> **Try it**
Scan the following data for lines with "condition" and state how many there are, as a number only.

> **Records supplied**
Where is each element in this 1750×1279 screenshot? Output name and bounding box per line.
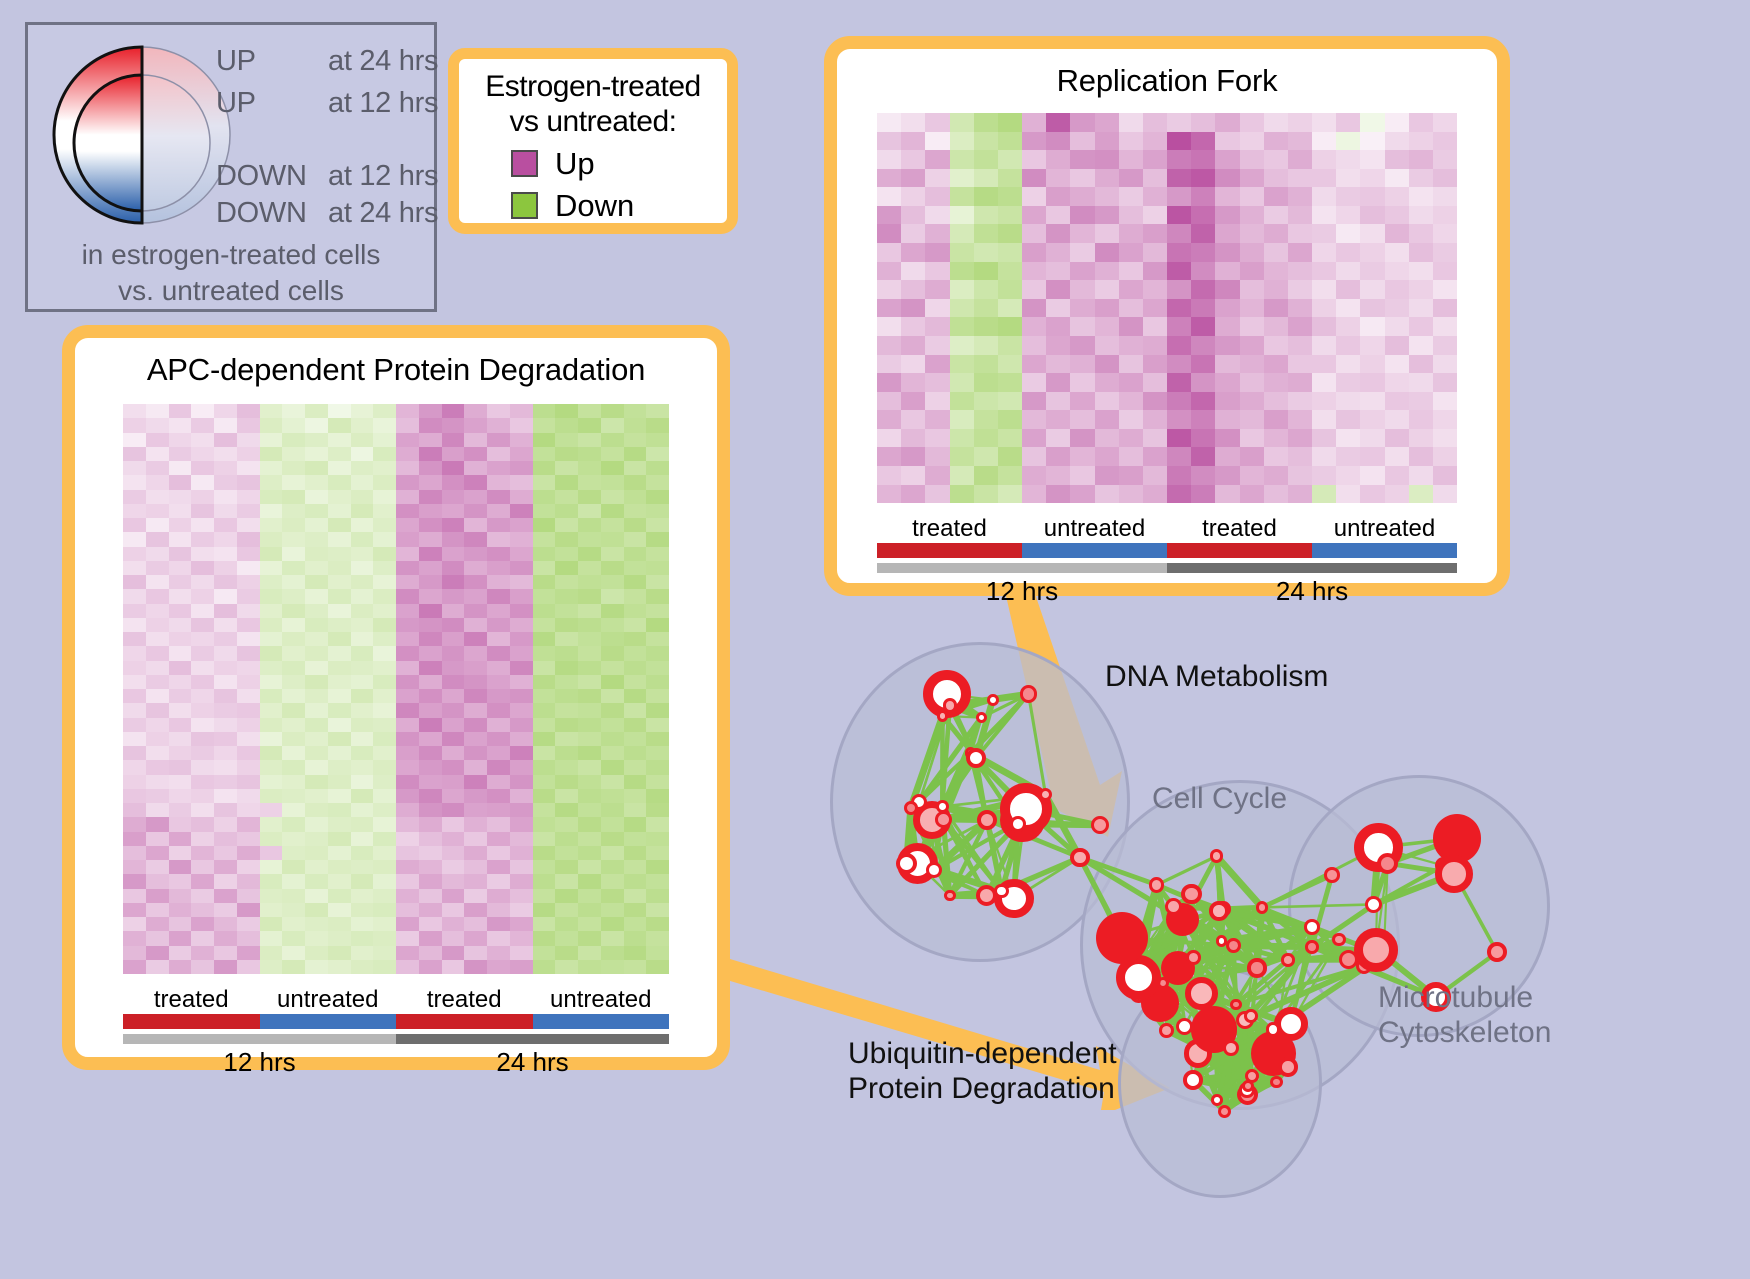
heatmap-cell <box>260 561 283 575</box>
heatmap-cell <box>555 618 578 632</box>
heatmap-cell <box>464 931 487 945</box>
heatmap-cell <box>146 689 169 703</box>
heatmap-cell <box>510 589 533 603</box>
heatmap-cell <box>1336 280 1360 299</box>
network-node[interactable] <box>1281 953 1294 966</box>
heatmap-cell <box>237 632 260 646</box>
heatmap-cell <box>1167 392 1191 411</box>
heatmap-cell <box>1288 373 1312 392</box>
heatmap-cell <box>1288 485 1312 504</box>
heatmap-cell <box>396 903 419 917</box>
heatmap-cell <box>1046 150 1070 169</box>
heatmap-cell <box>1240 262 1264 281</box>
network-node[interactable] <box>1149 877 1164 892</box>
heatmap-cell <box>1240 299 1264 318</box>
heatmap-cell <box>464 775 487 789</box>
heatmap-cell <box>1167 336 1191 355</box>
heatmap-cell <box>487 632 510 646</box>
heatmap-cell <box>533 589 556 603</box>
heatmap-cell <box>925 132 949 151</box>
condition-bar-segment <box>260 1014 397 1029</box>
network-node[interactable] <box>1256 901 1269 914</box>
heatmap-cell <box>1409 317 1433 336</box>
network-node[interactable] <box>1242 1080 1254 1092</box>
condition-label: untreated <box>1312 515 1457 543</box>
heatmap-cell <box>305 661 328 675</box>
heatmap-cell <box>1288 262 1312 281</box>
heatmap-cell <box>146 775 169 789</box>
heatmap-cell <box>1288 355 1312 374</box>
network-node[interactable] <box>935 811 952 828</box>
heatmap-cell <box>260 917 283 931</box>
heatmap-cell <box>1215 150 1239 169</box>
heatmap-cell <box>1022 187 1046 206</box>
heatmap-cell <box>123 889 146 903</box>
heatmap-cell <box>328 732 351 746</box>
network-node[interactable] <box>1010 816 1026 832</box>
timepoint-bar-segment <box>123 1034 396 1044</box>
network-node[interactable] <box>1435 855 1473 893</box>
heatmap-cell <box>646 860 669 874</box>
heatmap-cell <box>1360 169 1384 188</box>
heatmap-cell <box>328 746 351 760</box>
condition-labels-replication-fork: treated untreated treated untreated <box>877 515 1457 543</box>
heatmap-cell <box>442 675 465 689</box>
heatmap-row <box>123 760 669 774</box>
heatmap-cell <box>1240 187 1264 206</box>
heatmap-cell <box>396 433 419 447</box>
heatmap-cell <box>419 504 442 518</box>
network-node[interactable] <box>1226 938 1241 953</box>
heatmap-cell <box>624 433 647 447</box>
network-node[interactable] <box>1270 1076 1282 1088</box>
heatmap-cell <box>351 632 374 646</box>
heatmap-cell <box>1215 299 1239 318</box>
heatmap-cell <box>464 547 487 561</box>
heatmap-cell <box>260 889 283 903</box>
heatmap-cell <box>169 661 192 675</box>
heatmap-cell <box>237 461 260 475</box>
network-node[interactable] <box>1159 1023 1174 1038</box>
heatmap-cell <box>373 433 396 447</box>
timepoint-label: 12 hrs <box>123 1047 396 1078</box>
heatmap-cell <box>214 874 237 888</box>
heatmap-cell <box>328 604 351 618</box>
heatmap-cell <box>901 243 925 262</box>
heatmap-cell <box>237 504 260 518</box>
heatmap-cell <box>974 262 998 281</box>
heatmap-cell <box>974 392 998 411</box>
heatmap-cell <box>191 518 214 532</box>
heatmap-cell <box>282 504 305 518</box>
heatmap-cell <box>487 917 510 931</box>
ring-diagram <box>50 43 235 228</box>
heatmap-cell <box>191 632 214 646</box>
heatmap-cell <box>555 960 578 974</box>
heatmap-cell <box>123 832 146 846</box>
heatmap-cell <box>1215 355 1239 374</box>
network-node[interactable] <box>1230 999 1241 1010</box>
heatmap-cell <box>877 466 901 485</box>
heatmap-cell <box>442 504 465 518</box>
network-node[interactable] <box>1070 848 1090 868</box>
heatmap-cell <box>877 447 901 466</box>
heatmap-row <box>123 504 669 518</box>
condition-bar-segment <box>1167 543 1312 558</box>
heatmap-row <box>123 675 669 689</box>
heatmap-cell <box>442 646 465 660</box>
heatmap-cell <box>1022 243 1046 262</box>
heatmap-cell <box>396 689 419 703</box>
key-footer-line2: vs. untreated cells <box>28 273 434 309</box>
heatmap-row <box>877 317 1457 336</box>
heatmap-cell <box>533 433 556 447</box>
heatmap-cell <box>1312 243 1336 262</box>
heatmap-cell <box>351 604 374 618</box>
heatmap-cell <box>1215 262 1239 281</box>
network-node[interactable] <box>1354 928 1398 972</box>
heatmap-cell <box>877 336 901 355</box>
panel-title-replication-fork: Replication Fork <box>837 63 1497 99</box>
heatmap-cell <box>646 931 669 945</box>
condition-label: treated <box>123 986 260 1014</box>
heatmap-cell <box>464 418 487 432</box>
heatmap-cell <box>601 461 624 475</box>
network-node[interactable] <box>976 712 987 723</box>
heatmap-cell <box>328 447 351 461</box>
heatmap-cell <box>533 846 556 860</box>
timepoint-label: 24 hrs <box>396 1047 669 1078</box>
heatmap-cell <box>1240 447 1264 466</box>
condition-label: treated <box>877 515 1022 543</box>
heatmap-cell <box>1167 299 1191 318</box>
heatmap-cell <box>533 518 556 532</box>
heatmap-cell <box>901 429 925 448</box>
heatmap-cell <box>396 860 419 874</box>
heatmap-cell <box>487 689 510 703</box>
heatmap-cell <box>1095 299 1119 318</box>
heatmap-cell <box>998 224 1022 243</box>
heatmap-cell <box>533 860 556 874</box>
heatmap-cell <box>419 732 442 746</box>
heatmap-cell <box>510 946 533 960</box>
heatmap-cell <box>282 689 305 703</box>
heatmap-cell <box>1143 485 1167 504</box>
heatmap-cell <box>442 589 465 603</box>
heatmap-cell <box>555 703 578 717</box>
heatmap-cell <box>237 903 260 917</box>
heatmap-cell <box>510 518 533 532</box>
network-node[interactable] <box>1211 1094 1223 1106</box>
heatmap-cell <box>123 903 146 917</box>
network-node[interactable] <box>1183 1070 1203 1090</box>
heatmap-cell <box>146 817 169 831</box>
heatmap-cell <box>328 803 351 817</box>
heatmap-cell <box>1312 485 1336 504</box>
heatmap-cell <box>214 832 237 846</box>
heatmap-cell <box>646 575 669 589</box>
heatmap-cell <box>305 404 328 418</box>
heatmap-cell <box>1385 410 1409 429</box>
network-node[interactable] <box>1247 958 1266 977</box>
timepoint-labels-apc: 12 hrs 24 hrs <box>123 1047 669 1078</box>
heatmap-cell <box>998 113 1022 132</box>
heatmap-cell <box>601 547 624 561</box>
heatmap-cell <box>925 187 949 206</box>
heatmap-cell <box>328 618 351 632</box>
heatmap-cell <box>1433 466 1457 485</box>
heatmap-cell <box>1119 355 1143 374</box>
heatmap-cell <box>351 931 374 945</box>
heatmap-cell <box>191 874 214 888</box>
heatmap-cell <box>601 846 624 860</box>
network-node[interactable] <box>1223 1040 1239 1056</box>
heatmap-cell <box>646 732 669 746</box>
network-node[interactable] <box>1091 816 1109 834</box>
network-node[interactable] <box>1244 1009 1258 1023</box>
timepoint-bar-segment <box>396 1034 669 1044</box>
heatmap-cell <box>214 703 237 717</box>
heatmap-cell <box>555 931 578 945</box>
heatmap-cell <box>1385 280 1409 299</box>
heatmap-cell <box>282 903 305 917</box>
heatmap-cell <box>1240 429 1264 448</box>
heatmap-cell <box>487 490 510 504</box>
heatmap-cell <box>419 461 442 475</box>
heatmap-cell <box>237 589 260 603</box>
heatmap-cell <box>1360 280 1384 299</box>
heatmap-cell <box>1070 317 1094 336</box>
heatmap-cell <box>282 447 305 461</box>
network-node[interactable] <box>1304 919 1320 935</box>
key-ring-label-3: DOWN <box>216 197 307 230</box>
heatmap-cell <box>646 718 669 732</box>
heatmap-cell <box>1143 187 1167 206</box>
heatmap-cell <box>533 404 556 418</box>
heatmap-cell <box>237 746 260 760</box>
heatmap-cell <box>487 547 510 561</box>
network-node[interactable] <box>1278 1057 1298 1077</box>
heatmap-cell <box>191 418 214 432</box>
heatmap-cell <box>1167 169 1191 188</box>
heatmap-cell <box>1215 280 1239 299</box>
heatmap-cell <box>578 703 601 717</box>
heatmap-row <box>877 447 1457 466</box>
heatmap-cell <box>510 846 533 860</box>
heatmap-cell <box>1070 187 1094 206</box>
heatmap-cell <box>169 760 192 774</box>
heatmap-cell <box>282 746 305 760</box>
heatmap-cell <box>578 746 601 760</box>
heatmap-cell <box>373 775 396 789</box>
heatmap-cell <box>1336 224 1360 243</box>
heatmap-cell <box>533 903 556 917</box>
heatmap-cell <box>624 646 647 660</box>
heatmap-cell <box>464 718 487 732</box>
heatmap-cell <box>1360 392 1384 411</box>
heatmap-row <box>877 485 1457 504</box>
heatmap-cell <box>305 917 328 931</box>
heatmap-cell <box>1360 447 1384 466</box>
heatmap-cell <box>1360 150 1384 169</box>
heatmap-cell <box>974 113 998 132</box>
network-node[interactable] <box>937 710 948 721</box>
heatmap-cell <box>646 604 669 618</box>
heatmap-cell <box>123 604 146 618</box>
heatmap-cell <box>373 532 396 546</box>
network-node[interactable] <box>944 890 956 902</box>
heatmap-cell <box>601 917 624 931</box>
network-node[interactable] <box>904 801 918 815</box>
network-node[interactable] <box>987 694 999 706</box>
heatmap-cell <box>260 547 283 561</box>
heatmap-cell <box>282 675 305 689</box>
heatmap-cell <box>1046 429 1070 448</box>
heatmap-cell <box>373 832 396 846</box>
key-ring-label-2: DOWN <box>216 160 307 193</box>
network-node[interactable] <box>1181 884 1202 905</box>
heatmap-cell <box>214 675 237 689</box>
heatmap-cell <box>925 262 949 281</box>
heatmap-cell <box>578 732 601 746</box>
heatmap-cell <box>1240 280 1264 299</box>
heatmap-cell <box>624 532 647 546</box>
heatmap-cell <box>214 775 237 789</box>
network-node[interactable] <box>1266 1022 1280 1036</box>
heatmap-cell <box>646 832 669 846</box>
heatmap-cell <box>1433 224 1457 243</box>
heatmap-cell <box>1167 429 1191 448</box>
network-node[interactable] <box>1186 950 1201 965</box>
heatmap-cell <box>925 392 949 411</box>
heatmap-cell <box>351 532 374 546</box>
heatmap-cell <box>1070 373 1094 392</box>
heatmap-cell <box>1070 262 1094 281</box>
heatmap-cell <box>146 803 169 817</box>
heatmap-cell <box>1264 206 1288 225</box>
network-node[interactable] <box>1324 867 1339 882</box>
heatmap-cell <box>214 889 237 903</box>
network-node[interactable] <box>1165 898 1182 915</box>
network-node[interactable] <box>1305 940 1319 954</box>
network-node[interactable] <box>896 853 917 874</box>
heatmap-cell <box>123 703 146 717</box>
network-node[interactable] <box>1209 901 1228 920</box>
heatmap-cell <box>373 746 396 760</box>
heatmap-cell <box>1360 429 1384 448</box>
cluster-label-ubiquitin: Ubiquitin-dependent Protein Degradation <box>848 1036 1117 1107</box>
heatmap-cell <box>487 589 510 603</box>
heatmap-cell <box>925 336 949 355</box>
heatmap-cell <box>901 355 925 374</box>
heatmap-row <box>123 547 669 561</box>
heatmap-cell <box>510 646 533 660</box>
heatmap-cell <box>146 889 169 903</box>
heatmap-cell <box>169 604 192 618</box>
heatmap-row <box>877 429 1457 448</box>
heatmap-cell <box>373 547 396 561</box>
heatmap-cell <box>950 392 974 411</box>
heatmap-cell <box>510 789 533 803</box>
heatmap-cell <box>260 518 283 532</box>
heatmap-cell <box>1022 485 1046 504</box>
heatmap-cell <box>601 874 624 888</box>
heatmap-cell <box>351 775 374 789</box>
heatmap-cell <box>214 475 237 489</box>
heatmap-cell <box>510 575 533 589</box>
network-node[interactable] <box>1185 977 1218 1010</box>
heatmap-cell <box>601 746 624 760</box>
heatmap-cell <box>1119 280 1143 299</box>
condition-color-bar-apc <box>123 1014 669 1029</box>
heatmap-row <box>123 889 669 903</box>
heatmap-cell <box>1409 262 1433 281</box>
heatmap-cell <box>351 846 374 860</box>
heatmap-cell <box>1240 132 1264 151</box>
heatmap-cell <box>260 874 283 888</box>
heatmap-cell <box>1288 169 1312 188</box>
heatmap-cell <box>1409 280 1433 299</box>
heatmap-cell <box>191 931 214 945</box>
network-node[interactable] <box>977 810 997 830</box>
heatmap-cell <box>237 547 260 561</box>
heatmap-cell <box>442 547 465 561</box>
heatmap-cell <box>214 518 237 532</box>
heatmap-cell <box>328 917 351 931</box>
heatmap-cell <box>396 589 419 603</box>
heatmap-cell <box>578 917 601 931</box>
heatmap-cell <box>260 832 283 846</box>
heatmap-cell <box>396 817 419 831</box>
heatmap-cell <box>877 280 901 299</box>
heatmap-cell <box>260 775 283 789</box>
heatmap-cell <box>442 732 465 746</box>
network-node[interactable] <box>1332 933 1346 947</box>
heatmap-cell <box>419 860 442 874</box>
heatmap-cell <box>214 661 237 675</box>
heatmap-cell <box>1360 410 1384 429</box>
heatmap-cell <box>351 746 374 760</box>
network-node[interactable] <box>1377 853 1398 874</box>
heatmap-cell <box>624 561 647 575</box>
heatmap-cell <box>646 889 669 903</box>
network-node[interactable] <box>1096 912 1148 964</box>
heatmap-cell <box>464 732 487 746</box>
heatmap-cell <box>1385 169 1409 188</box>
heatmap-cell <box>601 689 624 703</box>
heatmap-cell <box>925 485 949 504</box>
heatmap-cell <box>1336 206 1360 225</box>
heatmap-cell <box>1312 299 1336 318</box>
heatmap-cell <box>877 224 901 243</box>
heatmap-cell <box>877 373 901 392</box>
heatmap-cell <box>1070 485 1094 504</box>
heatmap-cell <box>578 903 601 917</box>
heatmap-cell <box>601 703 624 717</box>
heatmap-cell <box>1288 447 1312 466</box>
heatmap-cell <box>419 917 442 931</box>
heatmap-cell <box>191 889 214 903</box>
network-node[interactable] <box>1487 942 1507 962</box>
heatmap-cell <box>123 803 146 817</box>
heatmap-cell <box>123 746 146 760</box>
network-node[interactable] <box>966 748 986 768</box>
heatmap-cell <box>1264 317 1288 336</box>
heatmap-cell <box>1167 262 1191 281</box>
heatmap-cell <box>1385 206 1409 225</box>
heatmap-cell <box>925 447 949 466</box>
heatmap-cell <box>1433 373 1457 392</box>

> **Result of this task**
7